## DO THIS
Output the material exactly, but drop every image it holds.

## DATA RECORDS
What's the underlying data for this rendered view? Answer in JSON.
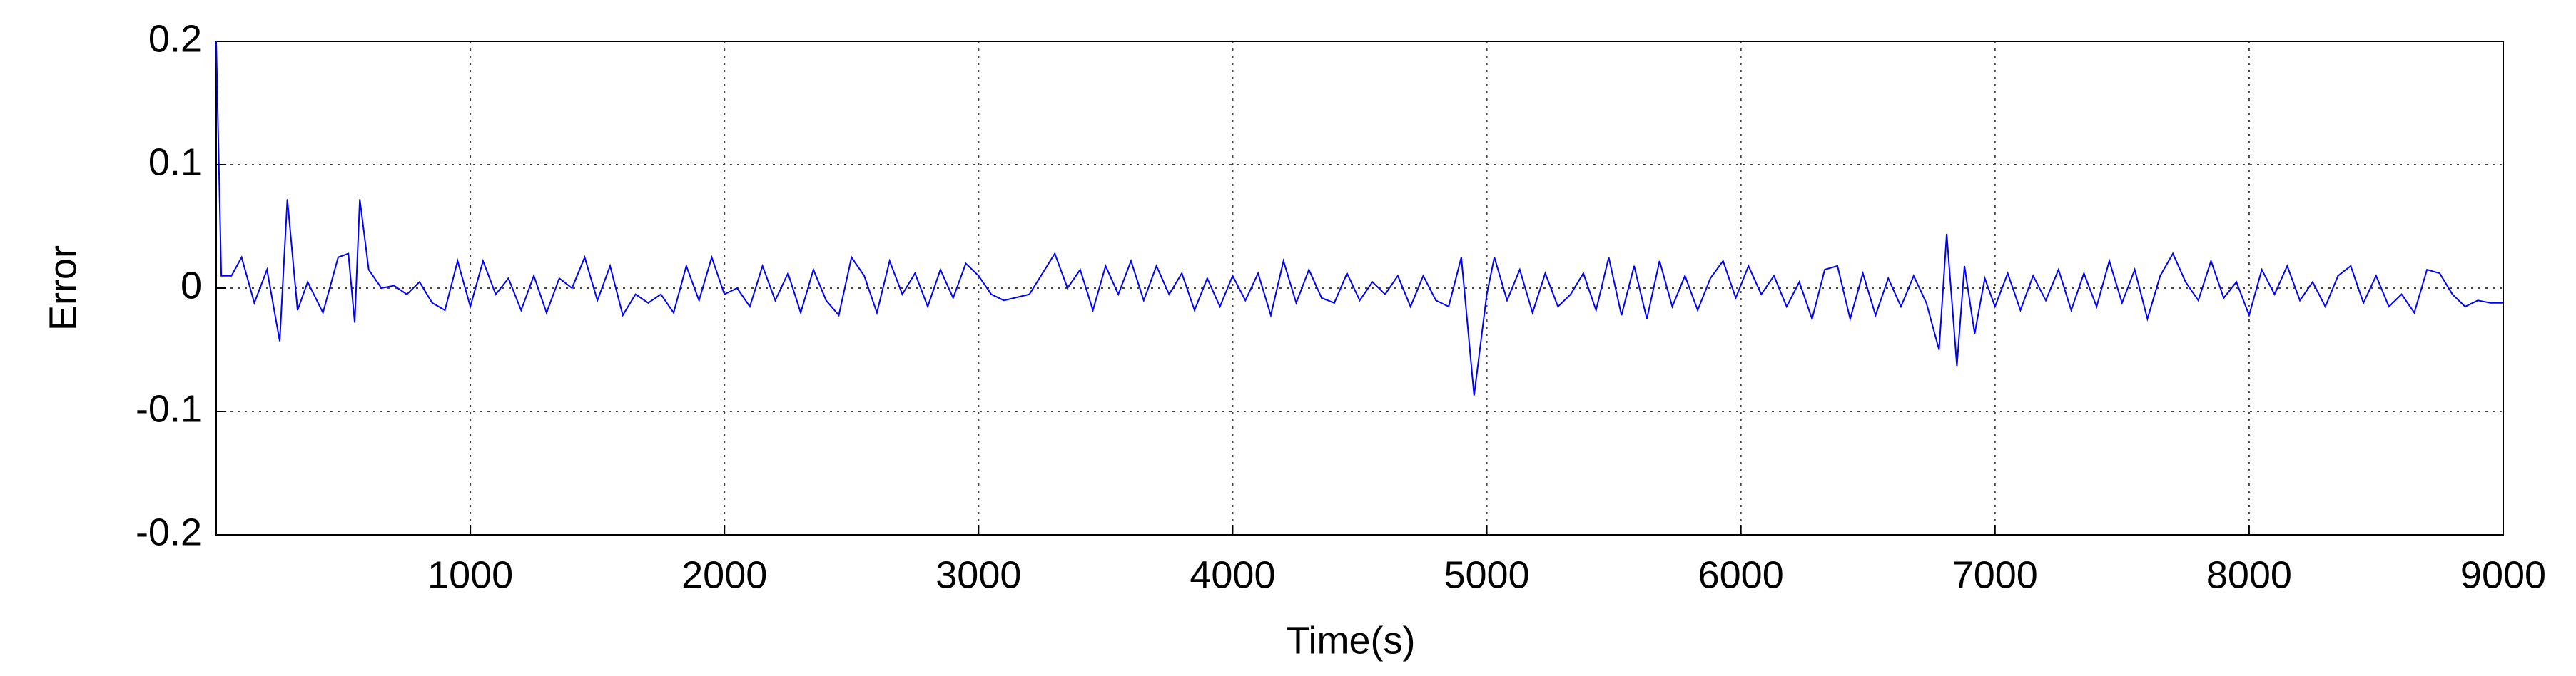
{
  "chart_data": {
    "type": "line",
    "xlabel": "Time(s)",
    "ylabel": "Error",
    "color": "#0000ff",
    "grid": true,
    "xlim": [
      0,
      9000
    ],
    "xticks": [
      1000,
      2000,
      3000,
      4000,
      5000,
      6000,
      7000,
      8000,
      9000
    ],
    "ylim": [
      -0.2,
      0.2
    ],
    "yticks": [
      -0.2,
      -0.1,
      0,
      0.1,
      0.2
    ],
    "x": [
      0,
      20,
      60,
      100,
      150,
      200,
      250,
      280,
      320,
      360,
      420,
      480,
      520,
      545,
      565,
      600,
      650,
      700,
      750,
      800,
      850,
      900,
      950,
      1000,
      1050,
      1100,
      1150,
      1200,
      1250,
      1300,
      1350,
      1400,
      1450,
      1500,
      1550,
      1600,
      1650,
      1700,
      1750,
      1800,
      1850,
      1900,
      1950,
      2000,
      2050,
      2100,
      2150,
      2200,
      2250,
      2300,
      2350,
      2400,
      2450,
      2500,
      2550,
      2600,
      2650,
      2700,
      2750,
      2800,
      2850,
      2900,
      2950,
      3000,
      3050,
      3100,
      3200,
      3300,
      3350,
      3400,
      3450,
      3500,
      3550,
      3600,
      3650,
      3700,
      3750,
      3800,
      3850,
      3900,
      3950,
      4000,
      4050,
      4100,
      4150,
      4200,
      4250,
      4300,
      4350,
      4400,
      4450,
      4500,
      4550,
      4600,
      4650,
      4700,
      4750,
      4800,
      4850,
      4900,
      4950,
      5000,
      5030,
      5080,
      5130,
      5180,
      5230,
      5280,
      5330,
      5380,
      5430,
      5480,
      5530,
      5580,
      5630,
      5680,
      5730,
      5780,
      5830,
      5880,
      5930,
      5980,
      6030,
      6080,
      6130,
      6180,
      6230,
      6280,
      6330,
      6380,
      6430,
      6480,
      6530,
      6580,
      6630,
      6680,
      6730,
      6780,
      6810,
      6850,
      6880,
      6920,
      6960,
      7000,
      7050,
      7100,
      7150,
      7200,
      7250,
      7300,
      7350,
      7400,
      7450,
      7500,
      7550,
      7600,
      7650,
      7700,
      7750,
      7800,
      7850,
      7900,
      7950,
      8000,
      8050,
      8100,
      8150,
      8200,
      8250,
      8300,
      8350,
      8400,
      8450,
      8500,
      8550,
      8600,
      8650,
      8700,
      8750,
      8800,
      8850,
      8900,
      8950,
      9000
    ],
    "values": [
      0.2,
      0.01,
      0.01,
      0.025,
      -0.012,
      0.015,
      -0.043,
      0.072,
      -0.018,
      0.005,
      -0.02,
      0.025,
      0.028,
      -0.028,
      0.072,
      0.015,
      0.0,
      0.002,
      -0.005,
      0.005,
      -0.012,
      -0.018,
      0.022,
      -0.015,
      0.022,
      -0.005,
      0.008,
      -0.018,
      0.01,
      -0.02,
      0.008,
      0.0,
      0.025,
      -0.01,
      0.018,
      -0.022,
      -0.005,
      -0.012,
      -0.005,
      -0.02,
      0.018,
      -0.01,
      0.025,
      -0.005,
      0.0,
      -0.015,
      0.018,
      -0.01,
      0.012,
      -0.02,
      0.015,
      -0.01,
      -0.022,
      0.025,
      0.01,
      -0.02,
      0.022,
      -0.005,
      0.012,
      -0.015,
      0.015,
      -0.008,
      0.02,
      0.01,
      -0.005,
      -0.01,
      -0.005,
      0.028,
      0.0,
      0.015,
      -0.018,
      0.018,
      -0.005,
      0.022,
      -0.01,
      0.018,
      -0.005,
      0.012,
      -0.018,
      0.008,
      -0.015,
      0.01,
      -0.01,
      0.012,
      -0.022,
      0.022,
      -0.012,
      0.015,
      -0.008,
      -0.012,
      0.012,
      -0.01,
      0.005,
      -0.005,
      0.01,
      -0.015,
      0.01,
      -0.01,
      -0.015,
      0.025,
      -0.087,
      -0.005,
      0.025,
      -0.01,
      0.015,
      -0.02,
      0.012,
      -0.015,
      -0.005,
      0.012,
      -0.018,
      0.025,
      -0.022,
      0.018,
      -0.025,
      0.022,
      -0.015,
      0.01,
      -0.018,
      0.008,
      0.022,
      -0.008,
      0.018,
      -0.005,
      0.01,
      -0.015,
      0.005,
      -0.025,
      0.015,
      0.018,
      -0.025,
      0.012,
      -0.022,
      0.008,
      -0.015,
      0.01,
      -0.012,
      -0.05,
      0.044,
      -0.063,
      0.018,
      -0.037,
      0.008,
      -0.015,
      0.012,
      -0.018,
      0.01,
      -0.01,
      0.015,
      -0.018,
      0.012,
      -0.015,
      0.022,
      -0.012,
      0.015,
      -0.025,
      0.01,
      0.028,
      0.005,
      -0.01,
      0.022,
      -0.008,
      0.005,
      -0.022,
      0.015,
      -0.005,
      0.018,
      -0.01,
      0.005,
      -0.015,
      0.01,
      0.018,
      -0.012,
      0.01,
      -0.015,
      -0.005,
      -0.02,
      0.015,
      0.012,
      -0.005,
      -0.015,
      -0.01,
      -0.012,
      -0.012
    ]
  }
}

## WRITTEN ANSWER
What's the underlying data for this rendered view? Answer in JSON.
{
  "chart_data": {
    "type": "line",
    "xlabel": "Time(s)",
    "ylabel": "Error",
    "color": "#0000ff",
    "grid": true,
    "xlim": [
      0,
      9000
    ],
    "xticks": [
      1000,
      2000,
      3000,
      4000,
      5000,
      6000,
      7000,
      8000,
      9000
    ],
    "ylim": [
      -0.2,
      0.2
    ],
    "yticks": [
      -0.2,
      -0.1,
      0,
      0.1,
      0.2
    ],
    "x": [
      0,
      20,
      60,
      100,
      150,
      200,
      250,
      280,
      320,
      360,
      420,
      480,
      520,
      545,
      565,
      600,
      650,
      700,
      750,
      800,
      850,
      900,
      950,
      1000,
      1050,
      1100,
      1150,
      1200,
      1250,
      1300,
      1350,
      1400,
      1450,
      1500,
      1550,
      1600,
      1650,
      1700,
      1750,
      1800,
      1850,
      1900,
      1950,
      2000,
      2050,
      2100,
      2150,
      2200,
      2250,
      2300,
      2350,
      2400,
      2450,
      2500,
      2550,
      2600,
      2650,
      2700,
      2750,
      2800,
      2850,
      2900,
      2950,
      3000,
      3050,
      3100,
      3200,
      3300,
      3350,
      3400,
      3450,
      3500,
      3550,
      3600,
      3650,
      3700,
      3750,
      3800,
      3850,
      3900,
      3950,
      4000,
      4050,
      4100,
      4150,
      4200,
      4250,
      4300,
      4350,
      4400,
      4450,
      4500,
      4550,
      4600,
      4650,
      4700,
      4750,
      4800,
      4850,
      4900,
      4950,
      5000,
      5030,
      5080,
      5130,
      5180,
      5230,
      5280,
      5330,
      5380,
      5430,
      5480,
      5530,
      5580,
      5630,
      5680,
      5730,
      5780,
      5830,
      5880,
      5930,
      5980,
      6030,
      6080,
      6130,
      6180,
      6230,
      6280,
      6330,
      6380,
      6430,
      6480,
      6530,
      6580,
      6630,
      6680,
      6730,
      6780,
      6810,
      6850,
      6880,
      6920,
      6960,
      7000,
      7050,
      7100,
      7150,
      7200,
      7250,
      7300,
      7350,
      7400,
      7450,
      7500,
      7550,
      7600,
      7650,
      7700,
      7750,
      7800,
      7850,
      7900,
      7950,
      8000,
      8050,
      8100,
      8150,
      8200,
      8250,
      8300,
      8350,
      8400,
      8450,
      8500,
      8550,
      8600,
      8650,
      8700,
      8750,
      8800,
      8850,
      8900,
      8950,
      9000
    ],
    "values": [
      0.2,
      0.01,
      0.01,
      0.025,
      -0.012,
      0.015,
      -0.043,
      0.072,
      -0.018,
      0.005,
      -0.02,
      0.025,
      0.028,
      -0.028,
      0.072,
      0.015,
      0.0,
      0.002,
      -0.005,
      0.005,
      -0.012,
      -0.018,
      0.022,
      -0.015,
      0.022,
      -0.005,
      0.008,
      -0.018,
      0.01,
      -0.02,
      0.008,
      0.0,
      0.025,
      -0.01,
      0.018,
      -0.022,
      -0.005,
      -0.012,
      -0.005,
      -0.02,
      0.018,
      -0.01,
      0.025,
      -0.005,
      0.0,
      -0.015,
      0.018,
      -0.01,
      0.012,
      -0.02,
      0.015,
      -0.01,
      -0.022,
      0.025,
      0.01,
      -0.02,
      0.022,
      -0.005,
      0.012,
      -0.015,
      0.015,
      -0.008,
      0.02,
      0.01,
      -0.005,
      -0.01,
      -0.005,
      0.028,
      0.0,
      0.015,
      -0.018,
      0.018,
      -0.005,
      0.022,
      -0.01,
      0.018,
      -0.005,
      0.012,
      -0.018,
      0.008,
      -0.015,
      0.01,
      -0.01,
      0.012,
      -0.022,
      0.022,
      -0.012,
      0.015,
      -0.008,
      -0.012,
      0.012,
      -0.01,
      0.005,
      -0.005,
      0.01,
      -0.015,
      0.01,
      -0.01,
      -0.015,
      0.025,
      -0.087,
      -0.005,
      0.025,
      -0.01,
      0.015,
      -0.02,
      0.012,
      -0.015,
      -0.005,
      0.012,
      -0.018,
      0.025,
      -0.022,
      0.018,
      -0.025,
      0.022,
      -0.015,
      0.01,
      -0.018,
      0.008,
      0.022,
      -0.008,
      0.018,
      -0.005,
      0.01,
      -0.015,
      0.005,
      -0.025,
      0.015,
      0.018,
      -0.025,
      0.012,
      -0.022,
      0.008,
      -0.015,
      0.01,
      -0.012,
      -0.05,
      0.044,
      -0.063,
      0.018,
      -0.037,
      0.008,
      -0.015,
      0.012,
      -0.018,
      0.01,
      -0.01,
      0.015,
      -0.018,
      0.012,
      -0.015,
      0.022,
      -0.012,
      0.015,
      -0.025,
      0.01,
      0.028,
      0.005,
      -0.01,
      0.022,
      -0.008,
      0.005,
      -0.022,
      0.015,
      -0.005,
      0.018,
      -0.01,
      0.005,
      -0.015,
      0.01,
      0.018,
      -0.012,
      0.01,
      -0.015,
      -0.005,
      -0.02,
      0.015,
      0.012,
      -0.005,
      -0.015,
      -0.01,
      -0.012,
      -0.012
    ]
  }
}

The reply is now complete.